READING TEXT –

----

Empresa Offers "Global" Program
The Instituto de Empresa Business School in Spain has recently instituted what it says is the world's first global online MBA.

Fifty-five students from 24 countries, some as far away as Colombia and the Virgin Islands, participate in the Global Communities MBA program. The key difference between the Global Communities MBA and other online MBAs is the level of interaction between students and teachers, says Empresa's Jean-Marie Winikates. "In classes, all participants are connected by Webcam and microphone," he says. "This flexibility goes a long way towards recreating a 'normal' classroom experience."

To draw these participants together, professors hold workshops and seminars in 15 cities around the world where students have a chance to meet face-to-face. Most of the instruction is filtered through online sessions during which students use weekly videoconferences to solve problems, ask questions, and review notes.

----

LISTED ENTRIES –
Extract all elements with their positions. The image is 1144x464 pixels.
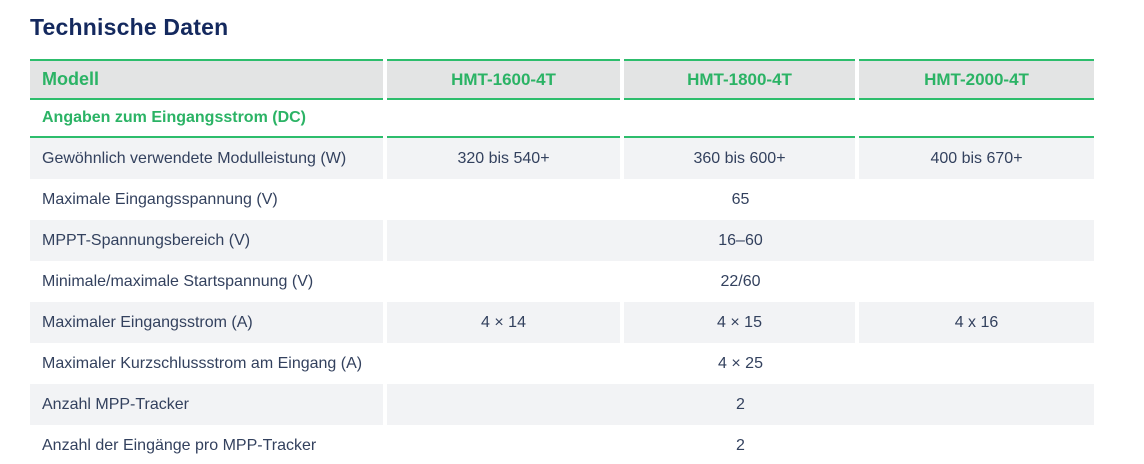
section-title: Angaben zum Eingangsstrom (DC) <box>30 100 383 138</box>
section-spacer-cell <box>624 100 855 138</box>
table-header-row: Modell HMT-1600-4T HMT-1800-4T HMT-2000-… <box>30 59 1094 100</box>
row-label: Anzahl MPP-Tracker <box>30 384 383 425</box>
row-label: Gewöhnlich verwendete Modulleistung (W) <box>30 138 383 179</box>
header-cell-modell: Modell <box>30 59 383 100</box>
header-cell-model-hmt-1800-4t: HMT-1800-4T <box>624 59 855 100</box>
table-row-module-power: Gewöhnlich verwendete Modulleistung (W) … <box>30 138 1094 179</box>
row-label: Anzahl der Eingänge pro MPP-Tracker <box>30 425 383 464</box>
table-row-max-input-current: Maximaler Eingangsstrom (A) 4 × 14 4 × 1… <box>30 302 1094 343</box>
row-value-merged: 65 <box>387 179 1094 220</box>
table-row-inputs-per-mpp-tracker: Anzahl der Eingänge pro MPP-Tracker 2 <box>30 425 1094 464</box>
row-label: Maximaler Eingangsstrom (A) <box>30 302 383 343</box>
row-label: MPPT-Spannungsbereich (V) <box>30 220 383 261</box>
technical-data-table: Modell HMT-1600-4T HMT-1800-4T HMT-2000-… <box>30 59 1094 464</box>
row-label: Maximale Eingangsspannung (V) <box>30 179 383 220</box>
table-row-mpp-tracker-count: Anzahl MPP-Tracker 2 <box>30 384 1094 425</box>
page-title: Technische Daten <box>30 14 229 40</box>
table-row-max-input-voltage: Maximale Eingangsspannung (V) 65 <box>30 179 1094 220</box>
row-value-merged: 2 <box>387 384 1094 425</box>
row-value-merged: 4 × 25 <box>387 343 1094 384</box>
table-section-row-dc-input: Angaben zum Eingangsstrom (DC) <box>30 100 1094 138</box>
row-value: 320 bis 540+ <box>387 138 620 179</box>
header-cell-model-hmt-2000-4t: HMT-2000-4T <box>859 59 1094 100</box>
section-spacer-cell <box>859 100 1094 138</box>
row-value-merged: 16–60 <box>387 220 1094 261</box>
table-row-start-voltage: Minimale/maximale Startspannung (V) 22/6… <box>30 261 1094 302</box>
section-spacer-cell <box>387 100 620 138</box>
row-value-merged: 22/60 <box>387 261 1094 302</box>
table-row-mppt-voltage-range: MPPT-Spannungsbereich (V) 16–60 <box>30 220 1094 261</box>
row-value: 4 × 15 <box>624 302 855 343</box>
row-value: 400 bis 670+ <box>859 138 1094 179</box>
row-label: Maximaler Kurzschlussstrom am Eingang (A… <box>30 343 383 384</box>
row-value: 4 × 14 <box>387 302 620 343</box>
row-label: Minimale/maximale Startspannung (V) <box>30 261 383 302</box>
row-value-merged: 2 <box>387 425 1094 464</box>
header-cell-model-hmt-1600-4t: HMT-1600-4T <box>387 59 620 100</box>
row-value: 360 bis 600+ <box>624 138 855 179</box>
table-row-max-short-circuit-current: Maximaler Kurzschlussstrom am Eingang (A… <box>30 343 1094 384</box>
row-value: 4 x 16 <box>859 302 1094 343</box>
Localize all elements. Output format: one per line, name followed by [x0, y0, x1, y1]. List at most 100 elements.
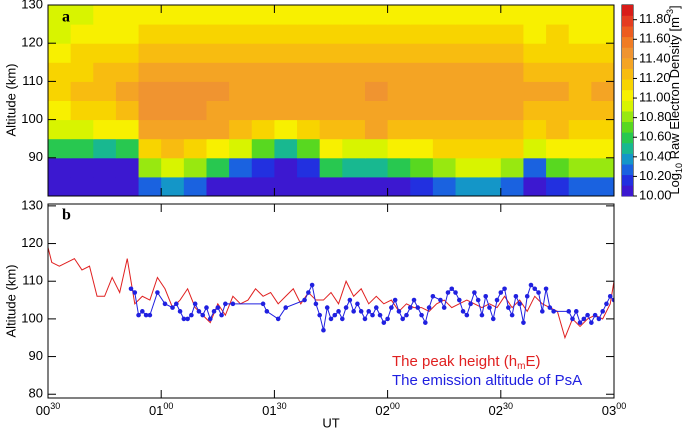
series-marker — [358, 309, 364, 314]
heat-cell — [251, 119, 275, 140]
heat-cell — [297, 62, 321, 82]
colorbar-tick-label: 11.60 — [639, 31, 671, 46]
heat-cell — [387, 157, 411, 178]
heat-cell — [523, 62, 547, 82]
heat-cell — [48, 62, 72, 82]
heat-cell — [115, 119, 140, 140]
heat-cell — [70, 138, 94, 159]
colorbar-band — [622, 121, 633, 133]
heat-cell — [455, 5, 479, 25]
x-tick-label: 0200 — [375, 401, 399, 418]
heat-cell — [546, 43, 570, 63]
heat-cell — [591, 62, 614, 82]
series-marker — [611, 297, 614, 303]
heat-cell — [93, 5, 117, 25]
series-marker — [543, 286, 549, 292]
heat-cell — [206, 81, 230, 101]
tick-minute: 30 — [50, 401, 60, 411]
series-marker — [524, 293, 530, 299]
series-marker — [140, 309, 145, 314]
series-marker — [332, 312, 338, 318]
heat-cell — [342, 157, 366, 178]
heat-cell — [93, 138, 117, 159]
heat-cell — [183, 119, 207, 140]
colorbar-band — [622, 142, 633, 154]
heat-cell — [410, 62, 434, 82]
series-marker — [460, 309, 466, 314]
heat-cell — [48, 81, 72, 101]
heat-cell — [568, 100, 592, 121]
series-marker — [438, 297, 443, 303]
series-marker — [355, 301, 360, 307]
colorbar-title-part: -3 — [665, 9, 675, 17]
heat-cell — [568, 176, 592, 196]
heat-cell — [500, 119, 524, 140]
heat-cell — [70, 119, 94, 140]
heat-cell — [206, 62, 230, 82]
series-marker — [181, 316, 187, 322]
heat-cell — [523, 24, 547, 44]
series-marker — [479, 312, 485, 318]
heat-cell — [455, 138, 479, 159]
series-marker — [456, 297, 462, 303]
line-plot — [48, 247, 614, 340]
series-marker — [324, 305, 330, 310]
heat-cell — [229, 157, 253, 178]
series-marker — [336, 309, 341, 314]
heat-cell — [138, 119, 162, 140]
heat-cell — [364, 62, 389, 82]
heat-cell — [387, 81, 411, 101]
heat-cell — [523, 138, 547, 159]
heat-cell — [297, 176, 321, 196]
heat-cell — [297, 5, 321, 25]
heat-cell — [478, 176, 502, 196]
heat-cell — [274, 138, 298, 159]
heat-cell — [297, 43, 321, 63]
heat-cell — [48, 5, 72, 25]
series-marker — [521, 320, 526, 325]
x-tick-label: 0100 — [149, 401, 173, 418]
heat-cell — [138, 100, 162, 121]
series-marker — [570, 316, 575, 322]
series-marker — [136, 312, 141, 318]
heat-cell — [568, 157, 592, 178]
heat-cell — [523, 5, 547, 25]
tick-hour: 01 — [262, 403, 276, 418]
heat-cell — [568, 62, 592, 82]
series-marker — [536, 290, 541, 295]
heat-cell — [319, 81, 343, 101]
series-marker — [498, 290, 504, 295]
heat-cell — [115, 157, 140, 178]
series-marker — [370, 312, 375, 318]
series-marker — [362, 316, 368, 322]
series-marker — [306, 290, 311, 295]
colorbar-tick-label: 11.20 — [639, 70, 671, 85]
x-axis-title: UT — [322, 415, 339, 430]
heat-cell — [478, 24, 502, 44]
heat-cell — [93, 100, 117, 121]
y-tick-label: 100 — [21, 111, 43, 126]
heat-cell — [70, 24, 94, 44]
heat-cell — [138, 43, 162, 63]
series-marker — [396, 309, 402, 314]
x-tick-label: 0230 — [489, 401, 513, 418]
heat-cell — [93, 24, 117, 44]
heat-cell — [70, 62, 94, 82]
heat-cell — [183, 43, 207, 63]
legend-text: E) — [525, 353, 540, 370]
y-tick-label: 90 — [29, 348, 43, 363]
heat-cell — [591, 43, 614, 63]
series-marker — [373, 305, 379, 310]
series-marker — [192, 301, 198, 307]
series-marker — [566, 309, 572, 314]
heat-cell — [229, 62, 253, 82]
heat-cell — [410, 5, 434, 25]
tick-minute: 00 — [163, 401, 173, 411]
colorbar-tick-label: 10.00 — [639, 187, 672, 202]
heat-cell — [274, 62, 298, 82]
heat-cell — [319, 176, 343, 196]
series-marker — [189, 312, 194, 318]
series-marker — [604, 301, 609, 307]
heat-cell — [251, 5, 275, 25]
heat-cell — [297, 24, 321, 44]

----

WHAT IS BEING ASKED – Reproduce the passage of the online MBA text between "To draw these" and "and review notes.", inclusive.

RESULT BELOW –
To draw these participants together, professors hold workshops and seminars in 15 cities around the world where students have a chance to meet face-to-face. Most of the instruction is filtered through online sessions during which students use weekly videoconferences to solve problems, ask questions, and review notes.